Problem to work on —
Pictures do not belong in the copy; quote every entry below exactly.

Source data:
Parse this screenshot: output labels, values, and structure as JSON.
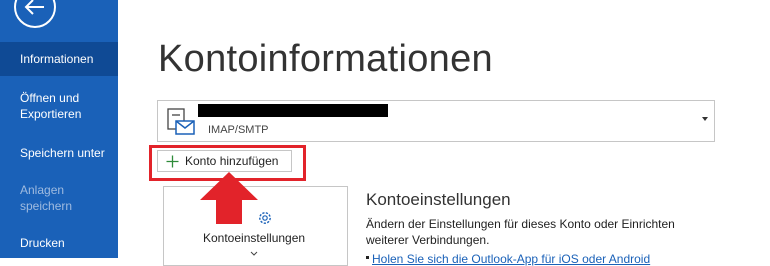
{
  "sidebar": {
    "back_icon": "back-arrow-icon",
    "items": [
      {
        "label": "Informationen",
        "active": true,
        "disabled": false
      },
      {
        "label": "Öffnen und Exportieren",
        "active": false,
        "disabled": false
      },
      {
        "label": "Speichern unter",
        "active": false,
        "disabled": false
      },
      {
        "label": "Anlagen speichern",
        "active": false,
        "disabled": true
      },
      {
        "label": "Drucken",
        "active": false,
        "disabled": false
      }
    ]
  },
  "main": {
    "title": "Kontoinformationen",
    "account": {
      "name": "(redacted)",
      "type": "IMAP/SMTP"
    },
    "add_account_label": "Konto hinzufügen",
    "settings_tile_label": "Kontoeinstellungen",
    "section": {
      "heading": "Kontoeinstellungen",
      "description": "Ändern der Einstellungen für dieses Konto oder Einrichten weiterer Verbindungen.",
      "link": "Holen Sie sich die Outlook-App für iOS oder Android"
    }
  },
  "colors": {
    "sidebar": "#1a61b8",
    "sidebar_active": "#0f4a95",
    "highlight": "#e2232a"
  }
}
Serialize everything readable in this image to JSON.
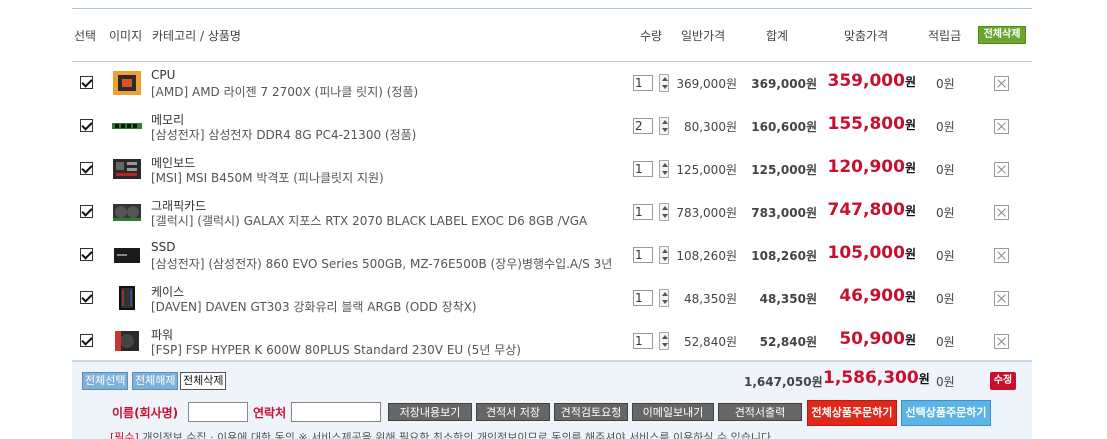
{
  "header": {
    "select": "선택",
    "image": "이미지",
    "category_name": "카테고리 / 상품명",
    "qty": "수량",
    "price": "일반가격",
    "sum": "합계",
    "fit_price": "맞춤가격",
    "point": "적립금",
    "delete_all": "전체삭제"
  },
  "items": [
    {
      "category": "CPU",
      "name": "[AMD] AMD 라이젠 7 2700X (피나클 릿지) (정품)",
      "qty": "1",
      "price": "369,000원",
      "sum": "369,000원",
      "fit": "359,000",
      "won": "원",
      "point": "0원",
      "thumb": "cpu"
    },
    {
      "category": "메모리",
      "name": "[삼성전자] 삼성전자 DDR4 8G PC4-21300 (정품)",
      "qty": "2",
      "price": "80,300원",
      "sum": "160,600원",
      "fit": "155,800",
      "won": "원",
      "point": "0원",
      "thumb": "ram"
    },
    {
      "category": "메인보드",
      "name": "[MSI] MSI B450M 박격포 (피나클릿지 지원)",
      "qty": "1",
      "price": "125,000원",
      "sum": "125,000원",
      "fit": "120,900",
      "won": "원",
      "point": "0원",
      "thumb": "board"
    },
    {
      "category": "그래픽카드",
      "name": "[갤럭시] (갤럭시) GALAX 지포스 RTX 2070 BLACK LABEL EXOC D6 8GB /VGA",
      "qty": "1",
      "price": "783,000원",
      "sum": "783,000원",
      "fit": "747,800",
      "won": "원",
      "point": "0원",
      "thumb": "gpu"
    },
    {
      "category": "SSD",
      "name": "[삼성전자] (삼성전자) 860 EVO Series 500GB, MZ-76E500B (장우)병행수입.A/S 3년",
      "qty": "1",
      "price": "108,260원",
      "sum": "108,260원",
      "fit": "105,000",
      "won": "원",
      "point": "0원",
      "thumb": "ssd"
    },
    {
      "category": "케이스",
      "name": "[DAVEN] DAVEN GT303 강화유리 블랙 ARGB (ODD 장착X)",
      "qty": "1",
      "price": "48,350원",
      "sum": "48,350원",
      "fit": "46,900",
      "won": "원",
      "point": "0원",
      "thumb": "case"
    },
    {
      "category": "파워",
      "name": "[FSP] FSP HYPER K 600W 80PLUS Standard 230V EU (5년 무상)",
      "qty": "1",
      "price": "52,840원",
      "sum": "52,840원",
      "fit": "50,900",
      "won": "원",
      "point": "0원",
      "thumb": "psu"
    }
  ],
  "footer": {
    "select_all": "전체선택",
    "unselect_all": "전체해제",
    "delete_all": "전체삭제",
    "total": "1,647,050원",
    "fit_total": "1,586,300",
    "won": "원",
    "point_total": "0원",
    "edit": "수정",
    "name_label": "이름(회사명)",
    "contact_label": "연락처",
    "btn_save_view": "저장내용보기",
    "btn_save_quote": "견적서 저장",
    "btn_review": "견적검토요청",
    "btn_email": "이메일보내기",
    "btn_print": "견적서출력",
    "btn_order_all": "전체상품주문하기",
    "btn_order_sel": "선택상품주문하기",
    "notice_tag": "[필수]",
    "notice_text": " 개인정보 수집 · 이용에 대한 동의  ※ 서비스제공을 위해 필요한 최소한의 개인정보이므로 동의를 해주셔야 서비스를 이용하실 수 있습니다."
  },
  "colors": {
    "accent_red": "#c8102e",
    "header_border": "#a9c5dc",
    "footer_bg": "#eef4fa"
  }
}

Expected answer —
Parse this screenshot: output labels, values, and structure as JSON.
{
  "sidebar": {
    "back_icon": "back-arrow-icon",
    "items": [
      {
        "label": "Informationen",
        "active": true,
        "disabled": false
      },
      {
        "label": "Öffnen und Exportieren",
        "active": false,
        "disabled": false
      },
      {
        "label": "Speichern unter",
        "active": false,
        "disabled": false
      },
      {
        "label": "Anlagen speichern",
        "active": false,
        "disabled": true
      },
      {
        "label": "Drucken",
        "active": false,
        "disabled": false
      }
    ]
  },
  "main": {
    "title": "Kontoinformationen",
    "account": {
      "name": "(redacted)",
      "type": "IMAP/SMTP"
    },
    "add_account_label": "Konto hinzufügen",
    "settings_tile_label": "Kontoeinstellungen",
    "section": {
      "heading": "Kontoeinstellungen",
      "description": "Ändern der Einstellungen für dieses Konto oder Einrichten weiterer Verbindungen.",
      "link": "Holen Sie sich die Outlook-App für iOS oder Android"
    }
  },
  "colors": {
    "sidebar": "#1a61b8",
    "sidebar_active": "#0f4a95",
    "highlight": "#e2232a"
  }
}
Serialize everything readable in this image to JSON.
{
  "header": {
    "select": "선택",
    "image": "이미지",
    "category_name": "카테고리 / 상품명",
    "qty": "수량",
    "price": "일반가격",
    "sum": "합계",
    "fit_price": "맞춤가격",
    "point": "적립금",
    "delete_all": "전체삭제"
  },
  "items": [
    {
      "category": "CPU",
      "name": "[AMD] AMD 라이젠 7 2700X (피나클 릿지) (정품)",
      "qty": "1",
      "price": "369,000원",
      "sum": "369,000원",
      "fit": "359,000",
      "won": "원",
      "point": "0원",
      "thumb": "cpu"
    },
    {
      "category": "메모리",
      "name": "[삼성전자] 삼성전자 DDR4 8G PC4-21300 (정품)",
      "qty": "2",
      "price": "80,300원",
      "sum": "160,600원",
      "fit": "155,800",
      "won": "원",
      "point": "0원",
      "thumb": "ram"
    },
    {
      "category": "메인보드",
      "name": "[MSI] MSI B450M 박격포 (피나클릿지 지원)",
      "qty": "1",
      "price": "125,000원",
      "sum": "125,000원",
      "fit": "120,900",
      "won": "원",
      "point": "0원",
      "thumb": "board"
    },
    {
      "category": "그래픽카드",
      "name": "[갤럭시] (갤럭시) GALAX 지포스 RTX 2070 BLACK LABEL EXOC D6 8GB /VGA",
      "qty": "1",
      "price": "783,000원",
      "sum": "783,000원",
      "fit": "747,800",
      "won": "원",
      "point": "0원",
      "thumb": "gpu"
    },
    {
      "category": "SSD",
      "name": "[삼성전자] (삼성전자) 860 EVO Series 500GB, MZ-76E500B (장우)병행수입.A/S 3년",
      "qty": "1",
      "price": "108,260원",
      "sum": "108,260원",
      "fit": "105,000",
      "won": "원",
      "point": "0원",
      "thumb": "ssd"
    },
    {
      "category": "케이스",
      "name": "[DAVEN] DAVEN GT303 강화유리 블랙 ARGB (ODD 장착X)",
      "qty": "1",
      "price": "48,350원",
      "sum": "48,350원",
      "fit": "46,900",
      "won": "원",
      "point": "0원",
      "thumb": "case"
    },
    {
      "category": "파워",
      "name": "[FSP] FSP HYPER K 600W 80PLUS Standard 230V EU (5년 무상)",
      "qty": "1",
      "price": "52,840원",
      "sum": "52,840원",
      "fit": "50,900",
      "won": "원",
      "point": "0원",
      "thumb": "psu"
    }
  ],
  "footer": {
    "select_all": "전체선택",
    "unselect_all": "전체해제",
    "delete_all": "전체삭제",
    "total": "1,647,050원",
    "fit_total": "1,586,300",
    "won": "원",
    "point_total": "0원",
    "edit": "수정",
    "name_label": "이름(회사명)",
    "contact_label": "연락처",
    "btn_save_view": "저장내용보기",
    "btn_save_quote": "견적서 저장",
    "btn_review": "견적검토요청",
    "btn_email": "이메일보내기",
    "btn_print": "견적서출력",
    "btn_order_all": "전체상품주문하기",
    "btn_order_sel": "선택상품주문하기",
    "notice_tag": "[필수]",
    "notice_text": " 개인정보 수집 · 이용에 대한 동의  ※ 서비스제공을 위해 필요한 최소한의 개인정보이므로 동의를 해주셔야 서비스를 이용하실 수 있습니다."
  },
  "colors": {
    "accent_red": "#c8102e",
    "header_border": "#a9c5dc",
    "footer_bg": "#eef4fa"
  }
}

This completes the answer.